Data section =>

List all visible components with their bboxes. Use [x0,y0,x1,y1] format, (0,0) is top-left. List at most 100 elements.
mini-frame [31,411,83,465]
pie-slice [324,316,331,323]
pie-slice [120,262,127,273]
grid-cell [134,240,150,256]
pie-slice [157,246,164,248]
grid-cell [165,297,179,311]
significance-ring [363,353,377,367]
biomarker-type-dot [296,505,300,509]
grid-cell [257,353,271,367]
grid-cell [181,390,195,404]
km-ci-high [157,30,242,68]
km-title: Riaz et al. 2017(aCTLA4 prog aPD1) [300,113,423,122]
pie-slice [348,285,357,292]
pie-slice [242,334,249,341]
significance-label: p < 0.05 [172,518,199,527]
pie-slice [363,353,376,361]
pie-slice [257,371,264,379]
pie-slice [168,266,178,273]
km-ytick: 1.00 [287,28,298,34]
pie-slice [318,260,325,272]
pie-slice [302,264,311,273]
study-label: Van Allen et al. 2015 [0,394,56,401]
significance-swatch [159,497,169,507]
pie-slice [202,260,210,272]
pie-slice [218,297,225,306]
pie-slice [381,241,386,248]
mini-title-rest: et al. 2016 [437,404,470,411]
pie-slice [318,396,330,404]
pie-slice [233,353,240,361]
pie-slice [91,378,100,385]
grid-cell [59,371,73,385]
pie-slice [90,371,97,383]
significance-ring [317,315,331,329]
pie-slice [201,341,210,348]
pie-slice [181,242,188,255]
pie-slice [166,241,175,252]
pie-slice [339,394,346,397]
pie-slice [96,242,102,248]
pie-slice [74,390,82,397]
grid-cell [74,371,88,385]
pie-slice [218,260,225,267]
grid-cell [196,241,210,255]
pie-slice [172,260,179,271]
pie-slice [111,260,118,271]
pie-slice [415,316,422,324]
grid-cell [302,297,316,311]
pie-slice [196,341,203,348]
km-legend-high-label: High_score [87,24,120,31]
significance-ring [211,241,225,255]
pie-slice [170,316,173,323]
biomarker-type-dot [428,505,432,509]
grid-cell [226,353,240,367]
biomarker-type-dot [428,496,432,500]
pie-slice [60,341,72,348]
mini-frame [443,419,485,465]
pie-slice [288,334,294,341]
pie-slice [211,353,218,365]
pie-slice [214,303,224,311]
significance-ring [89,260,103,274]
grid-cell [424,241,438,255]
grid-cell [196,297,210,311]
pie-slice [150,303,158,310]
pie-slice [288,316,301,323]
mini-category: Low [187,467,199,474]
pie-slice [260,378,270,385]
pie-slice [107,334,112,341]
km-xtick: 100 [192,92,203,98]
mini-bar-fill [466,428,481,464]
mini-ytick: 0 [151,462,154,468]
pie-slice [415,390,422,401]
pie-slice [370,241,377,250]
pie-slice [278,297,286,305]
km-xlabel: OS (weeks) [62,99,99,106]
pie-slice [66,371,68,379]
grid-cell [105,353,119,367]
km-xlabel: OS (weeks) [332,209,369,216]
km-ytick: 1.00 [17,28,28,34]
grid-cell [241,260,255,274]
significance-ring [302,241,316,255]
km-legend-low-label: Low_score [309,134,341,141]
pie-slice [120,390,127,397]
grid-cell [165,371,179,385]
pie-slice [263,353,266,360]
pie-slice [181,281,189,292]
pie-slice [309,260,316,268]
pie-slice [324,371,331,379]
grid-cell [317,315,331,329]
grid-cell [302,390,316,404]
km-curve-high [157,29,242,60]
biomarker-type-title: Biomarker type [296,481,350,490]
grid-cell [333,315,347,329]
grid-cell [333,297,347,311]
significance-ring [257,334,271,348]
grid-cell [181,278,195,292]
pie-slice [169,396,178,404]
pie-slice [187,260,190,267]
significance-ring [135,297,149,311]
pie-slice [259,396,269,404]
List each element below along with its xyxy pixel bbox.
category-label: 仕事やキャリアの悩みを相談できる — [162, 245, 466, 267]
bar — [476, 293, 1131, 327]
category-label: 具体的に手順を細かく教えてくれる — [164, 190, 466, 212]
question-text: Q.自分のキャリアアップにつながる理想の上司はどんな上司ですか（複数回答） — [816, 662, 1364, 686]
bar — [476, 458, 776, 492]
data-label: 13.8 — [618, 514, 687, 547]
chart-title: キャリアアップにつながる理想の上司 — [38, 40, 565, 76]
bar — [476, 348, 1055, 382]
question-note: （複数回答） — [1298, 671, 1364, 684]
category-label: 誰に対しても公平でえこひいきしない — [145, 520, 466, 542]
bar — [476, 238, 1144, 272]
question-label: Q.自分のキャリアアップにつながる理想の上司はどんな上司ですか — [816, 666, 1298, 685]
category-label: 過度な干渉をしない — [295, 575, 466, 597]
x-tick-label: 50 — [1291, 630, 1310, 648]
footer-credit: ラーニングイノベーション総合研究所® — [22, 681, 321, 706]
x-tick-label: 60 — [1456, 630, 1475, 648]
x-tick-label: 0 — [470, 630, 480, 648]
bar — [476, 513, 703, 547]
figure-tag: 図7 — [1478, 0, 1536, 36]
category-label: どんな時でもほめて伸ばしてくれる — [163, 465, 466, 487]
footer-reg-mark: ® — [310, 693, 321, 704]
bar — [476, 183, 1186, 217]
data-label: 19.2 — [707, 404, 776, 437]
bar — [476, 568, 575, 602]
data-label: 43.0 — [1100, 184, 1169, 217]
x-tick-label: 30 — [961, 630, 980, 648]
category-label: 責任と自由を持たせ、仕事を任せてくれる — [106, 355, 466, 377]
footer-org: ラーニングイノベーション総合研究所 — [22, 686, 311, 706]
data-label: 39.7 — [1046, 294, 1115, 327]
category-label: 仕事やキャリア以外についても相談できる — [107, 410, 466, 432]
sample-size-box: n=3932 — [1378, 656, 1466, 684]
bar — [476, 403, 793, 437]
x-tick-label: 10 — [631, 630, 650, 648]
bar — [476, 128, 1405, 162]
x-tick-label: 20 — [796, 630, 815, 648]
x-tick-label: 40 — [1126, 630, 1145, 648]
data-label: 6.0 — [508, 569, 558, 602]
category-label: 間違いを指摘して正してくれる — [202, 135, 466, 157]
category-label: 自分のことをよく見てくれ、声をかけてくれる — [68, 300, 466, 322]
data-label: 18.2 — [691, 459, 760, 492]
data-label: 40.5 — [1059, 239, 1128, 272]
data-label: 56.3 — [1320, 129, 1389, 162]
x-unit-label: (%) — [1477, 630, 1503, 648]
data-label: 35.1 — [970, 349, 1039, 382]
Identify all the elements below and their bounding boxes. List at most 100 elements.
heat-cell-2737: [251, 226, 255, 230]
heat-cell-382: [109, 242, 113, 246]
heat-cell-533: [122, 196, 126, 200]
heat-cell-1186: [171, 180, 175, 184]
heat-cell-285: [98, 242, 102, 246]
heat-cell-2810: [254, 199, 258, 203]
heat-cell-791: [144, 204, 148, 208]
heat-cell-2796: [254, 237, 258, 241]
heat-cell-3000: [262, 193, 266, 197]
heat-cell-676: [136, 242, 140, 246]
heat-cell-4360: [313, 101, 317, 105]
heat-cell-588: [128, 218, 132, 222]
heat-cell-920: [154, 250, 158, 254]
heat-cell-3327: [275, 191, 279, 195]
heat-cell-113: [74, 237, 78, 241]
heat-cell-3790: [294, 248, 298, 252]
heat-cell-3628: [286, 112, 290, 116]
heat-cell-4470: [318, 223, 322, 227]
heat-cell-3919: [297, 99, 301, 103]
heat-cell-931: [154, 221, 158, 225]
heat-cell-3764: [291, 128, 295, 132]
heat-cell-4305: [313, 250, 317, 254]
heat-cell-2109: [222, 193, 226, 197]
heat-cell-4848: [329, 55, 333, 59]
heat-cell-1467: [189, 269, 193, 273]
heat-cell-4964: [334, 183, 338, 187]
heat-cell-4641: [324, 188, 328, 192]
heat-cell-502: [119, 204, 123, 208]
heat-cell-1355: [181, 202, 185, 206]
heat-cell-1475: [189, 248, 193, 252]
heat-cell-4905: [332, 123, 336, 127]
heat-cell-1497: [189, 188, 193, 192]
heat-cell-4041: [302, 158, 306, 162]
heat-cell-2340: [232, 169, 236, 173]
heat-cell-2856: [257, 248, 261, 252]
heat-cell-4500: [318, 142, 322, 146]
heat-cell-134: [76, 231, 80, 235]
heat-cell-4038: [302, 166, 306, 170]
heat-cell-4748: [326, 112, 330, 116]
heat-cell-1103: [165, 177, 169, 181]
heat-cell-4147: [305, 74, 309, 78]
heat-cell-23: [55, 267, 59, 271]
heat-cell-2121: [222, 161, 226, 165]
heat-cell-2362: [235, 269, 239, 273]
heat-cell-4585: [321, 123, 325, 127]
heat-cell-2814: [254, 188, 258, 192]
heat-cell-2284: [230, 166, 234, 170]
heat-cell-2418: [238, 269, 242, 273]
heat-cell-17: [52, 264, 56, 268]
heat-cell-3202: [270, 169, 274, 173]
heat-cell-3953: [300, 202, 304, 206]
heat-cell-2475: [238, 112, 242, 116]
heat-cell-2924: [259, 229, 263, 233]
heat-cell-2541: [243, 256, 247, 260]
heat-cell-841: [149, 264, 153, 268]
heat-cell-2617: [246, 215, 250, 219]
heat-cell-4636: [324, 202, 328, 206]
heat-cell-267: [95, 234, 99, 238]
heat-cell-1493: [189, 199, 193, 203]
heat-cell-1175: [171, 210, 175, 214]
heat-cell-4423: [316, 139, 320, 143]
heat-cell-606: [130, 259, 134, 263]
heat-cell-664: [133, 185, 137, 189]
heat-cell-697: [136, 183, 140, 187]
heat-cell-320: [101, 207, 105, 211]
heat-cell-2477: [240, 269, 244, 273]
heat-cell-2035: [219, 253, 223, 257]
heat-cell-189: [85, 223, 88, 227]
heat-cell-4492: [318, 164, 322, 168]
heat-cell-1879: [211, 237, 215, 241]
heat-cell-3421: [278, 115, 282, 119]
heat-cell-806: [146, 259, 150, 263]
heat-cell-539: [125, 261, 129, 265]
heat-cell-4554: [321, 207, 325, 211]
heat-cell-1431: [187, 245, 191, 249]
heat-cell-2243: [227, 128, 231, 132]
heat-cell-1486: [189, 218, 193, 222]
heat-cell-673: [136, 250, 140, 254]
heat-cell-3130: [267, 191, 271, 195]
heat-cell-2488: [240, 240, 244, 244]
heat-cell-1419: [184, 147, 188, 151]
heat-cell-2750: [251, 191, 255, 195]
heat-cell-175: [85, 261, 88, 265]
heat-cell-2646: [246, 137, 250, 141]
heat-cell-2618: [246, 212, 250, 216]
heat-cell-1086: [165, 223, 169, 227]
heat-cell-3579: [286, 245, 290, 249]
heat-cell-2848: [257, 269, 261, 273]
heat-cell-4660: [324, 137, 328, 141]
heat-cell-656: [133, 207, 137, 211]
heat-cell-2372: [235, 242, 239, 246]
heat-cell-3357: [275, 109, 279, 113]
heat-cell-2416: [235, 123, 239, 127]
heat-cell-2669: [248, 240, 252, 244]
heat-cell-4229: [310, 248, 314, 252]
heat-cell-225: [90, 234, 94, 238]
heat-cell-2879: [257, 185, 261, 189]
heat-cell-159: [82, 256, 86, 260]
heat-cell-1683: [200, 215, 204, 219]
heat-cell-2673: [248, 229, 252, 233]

Goal =>
Reproduce the entries verbatim, beginning with the first line and continuing down to and including the line that contains "pie-slice [370,241,377,250]".

Response below =>
List all visible components with their bboxes. Use [x0,y0,x1,y1] format, (0,0) is top-left. List at most 100 elements.
mini-frame [31,411,83,465]
pie-slice [324,316,331,323]
pie-slice [120,262,127,273]
grid-cell [134,240,150,256]
pie-slice [157,246,164,248]
grid-cell [165,297,179,311]
significance-ring [363,353,377,367]
biomarker-type-dot [296,505,300,509]
grid-cell [257,353,271,367]
grid-cell [181,390,195,404]
km-ci-high [157,30,242,68]
km-title: Riaz et al. 2017(aCTLA4 prog aPD1) [300,113,423,122]
pie-slice [348,285,357,292]
pie-slice [242,334,249,341]
significance-label: p < 0.05 [172,518,199,527]
pie-slice [363,353,376,361]
pie-slice [257,371,264,379]
pie-slice [168,266,178,273]
km-ytick: 1.00 [287,28,298,34]
pie-slice [318,260,325,272]
pie-slice [302,264,311,273]
study-label: Van Allen et al. 2015 [0,394,56,401]
significance-swatch [159,497,169,507]
pie-slice [202,260,210,272]
pie-slice [218,297,225,306]
pie-slice [381,241,386,248]
mini-title-rest: et al. 2016 [437,404,470,411]
pie-slice [318,396,330,404]
pie-slice [233,353,240,361]
pie-slice [91,378,100,385]
grid-cell [59,371,73,385]
pie-slice [90,371,97,383]
significance-ring [317,315,331,329]
pie-slice [201,341,210,348]
pie-slice [181,242,188,255]
pie-slice [166,241,175,252]
pie-slice [339,394,346,397]
pie-slice [96,242,102,248]
pie-slice [74,390,82,397]
grid-cell [74,371,88,385]
pie-slice [218,260,225,267]
grid-cell [196,241,210,255]
pie-slice [172,260,179,271]
pie-slice [111,260,118,271]
pie-slice [415,316,422,324]
grid-cell [302,297,316,311]
pie-slice [196,341,203,348]
km-legend-high-label: High_score [87,24,120,31]
significance-ring [211,241,225,255]
pie-slice [170,316,173,323]
biomarker-type-dot [428,505,432,509]
grid-cell [226,353,240,367]
biomarker-type-dot [428,496,432,500]
pie-slice [60,341,72,348]
mini-frame [443,419,485,465]
pie-slice [288,334,294,341]
pie-slice [211,353,218,365]
pie-slice [214,303,224,311]
significance-ring [89,260,103,274]
grid-cell [424,241,438,255]
grid-cell [196,297,210,311]
pie-slice [150,303,158,310]
pie-slice [288,316,301,323]
mini-category: Low [187,467,199,474]
pie-slice [260,378,270,385]
pie-slice [107,334,112,341]
km-xtick: 100 [192,92,203,98]
mini-bar-fill [466,428,481,464]
mini-ytick: 0 [151,462,154,468]
pie-slice [415,390,422,401]
pie-slice [370,241,377,250]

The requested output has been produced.